Spot each line that carries the word "Kuota"; copy those lines.

[Data rows start]

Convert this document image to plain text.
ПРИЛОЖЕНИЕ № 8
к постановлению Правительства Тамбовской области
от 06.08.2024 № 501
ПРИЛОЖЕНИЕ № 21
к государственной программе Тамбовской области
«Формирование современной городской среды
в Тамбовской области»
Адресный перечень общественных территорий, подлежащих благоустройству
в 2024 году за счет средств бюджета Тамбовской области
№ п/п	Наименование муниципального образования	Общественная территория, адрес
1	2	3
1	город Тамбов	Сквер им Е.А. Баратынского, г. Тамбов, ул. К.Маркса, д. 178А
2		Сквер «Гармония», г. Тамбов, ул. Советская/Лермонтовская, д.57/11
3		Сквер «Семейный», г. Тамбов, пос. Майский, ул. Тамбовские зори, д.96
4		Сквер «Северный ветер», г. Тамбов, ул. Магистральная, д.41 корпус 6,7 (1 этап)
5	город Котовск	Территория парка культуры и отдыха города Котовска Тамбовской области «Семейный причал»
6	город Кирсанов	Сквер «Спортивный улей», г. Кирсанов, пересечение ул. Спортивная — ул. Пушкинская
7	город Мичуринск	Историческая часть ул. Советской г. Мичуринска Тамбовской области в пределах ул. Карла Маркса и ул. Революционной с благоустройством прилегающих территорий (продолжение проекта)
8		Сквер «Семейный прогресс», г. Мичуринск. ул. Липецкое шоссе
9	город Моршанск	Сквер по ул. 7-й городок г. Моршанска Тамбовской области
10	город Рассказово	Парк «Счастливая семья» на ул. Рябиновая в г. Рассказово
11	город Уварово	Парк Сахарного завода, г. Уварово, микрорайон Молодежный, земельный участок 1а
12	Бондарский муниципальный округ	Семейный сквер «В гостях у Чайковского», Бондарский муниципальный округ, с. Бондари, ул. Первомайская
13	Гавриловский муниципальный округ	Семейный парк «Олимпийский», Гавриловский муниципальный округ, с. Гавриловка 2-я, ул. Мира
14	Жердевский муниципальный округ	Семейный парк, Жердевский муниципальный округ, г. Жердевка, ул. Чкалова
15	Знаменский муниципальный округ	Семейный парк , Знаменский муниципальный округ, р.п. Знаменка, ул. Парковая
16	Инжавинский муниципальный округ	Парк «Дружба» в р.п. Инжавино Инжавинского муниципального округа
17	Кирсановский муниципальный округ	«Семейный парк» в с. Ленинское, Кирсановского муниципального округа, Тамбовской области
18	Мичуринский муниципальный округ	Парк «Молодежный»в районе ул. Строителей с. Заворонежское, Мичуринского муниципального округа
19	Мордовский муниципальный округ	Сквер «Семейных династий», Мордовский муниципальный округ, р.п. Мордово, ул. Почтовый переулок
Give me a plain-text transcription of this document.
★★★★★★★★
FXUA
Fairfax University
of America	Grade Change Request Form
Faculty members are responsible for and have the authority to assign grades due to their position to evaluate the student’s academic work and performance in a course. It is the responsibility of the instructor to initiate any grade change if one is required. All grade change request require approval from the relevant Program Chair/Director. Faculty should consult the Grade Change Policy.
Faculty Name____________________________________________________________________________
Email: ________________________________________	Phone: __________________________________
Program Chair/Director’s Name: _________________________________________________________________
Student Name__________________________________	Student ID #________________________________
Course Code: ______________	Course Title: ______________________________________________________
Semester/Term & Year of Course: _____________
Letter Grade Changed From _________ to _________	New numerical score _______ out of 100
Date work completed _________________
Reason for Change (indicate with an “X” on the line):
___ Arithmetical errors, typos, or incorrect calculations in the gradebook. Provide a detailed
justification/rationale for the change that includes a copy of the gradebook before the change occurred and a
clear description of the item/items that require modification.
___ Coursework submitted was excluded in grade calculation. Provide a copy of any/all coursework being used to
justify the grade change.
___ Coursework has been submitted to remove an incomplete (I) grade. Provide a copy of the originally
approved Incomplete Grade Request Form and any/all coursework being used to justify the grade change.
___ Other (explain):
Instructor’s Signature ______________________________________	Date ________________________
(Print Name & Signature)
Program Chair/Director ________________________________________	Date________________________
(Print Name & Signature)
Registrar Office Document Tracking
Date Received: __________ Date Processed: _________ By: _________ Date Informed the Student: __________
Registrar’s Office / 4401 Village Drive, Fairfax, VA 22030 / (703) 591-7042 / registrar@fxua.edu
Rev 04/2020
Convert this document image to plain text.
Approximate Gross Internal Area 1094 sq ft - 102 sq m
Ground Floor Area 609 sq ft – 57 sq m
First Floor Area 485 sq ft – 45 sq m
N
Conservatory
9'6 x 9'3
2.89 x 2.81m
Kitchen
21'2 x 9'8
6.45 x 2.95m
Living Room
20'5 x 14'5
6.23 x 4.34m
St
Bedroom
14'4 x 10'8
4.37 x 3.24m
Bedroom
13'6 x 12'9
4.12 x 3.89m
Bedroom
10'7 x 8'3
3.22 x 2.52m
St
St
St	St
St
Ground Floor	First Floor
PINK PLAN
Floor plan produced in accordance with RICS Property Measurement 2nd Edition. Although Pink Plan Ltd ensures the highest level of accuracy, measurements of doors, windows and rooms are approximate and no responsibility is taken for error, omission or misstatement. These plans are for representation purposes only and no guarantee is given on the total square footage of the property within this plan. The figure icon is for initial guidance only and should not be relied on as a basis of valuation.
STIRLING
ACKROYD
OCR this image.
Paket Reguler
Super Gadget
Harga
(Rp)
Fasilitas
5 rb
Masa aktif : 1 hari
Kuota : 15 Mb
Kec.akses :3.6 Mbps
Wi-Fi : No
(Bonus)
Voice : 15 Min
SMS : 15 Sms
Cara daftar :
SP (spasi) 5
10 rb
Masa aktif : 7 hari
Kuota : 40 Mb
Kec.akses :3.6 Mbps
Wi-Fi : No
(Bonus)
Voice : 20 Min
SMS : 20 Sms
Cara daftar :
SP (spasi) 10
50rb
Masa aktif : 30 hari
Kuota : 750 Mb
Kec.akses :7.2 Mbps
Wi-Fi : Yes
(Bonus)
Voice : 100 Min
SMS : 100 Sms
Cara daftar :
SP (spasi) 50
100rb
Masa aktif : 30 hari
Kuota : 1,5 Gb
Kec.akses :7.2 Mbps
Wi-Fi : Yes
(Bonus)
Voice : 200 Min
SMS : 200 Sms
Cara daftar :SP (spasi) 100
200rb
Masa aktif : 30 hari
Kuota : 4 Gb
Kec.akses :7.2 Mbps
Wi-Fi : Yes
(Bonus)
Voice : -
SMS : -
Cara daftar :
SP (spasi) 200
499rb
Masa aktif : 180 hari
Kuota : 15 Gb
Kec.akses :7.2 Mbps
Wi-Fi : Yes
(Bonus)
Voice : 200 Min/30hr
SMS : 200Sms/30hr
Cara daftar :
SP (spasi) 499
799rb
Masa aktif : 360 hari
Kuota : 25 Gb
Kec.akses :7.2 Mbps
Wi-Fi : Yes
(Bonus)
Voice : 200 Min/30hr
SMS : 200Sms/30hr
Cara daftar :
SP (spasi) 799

[Data rows end]

_Result_
Kuota : 15 Mb
Kuota : 40 Mb
Kuota : 750 Mb
Kuota : 1,5 Gb
Kuota : 4 Gb
Kuota : 15 Gb
Kuota : 25 Gb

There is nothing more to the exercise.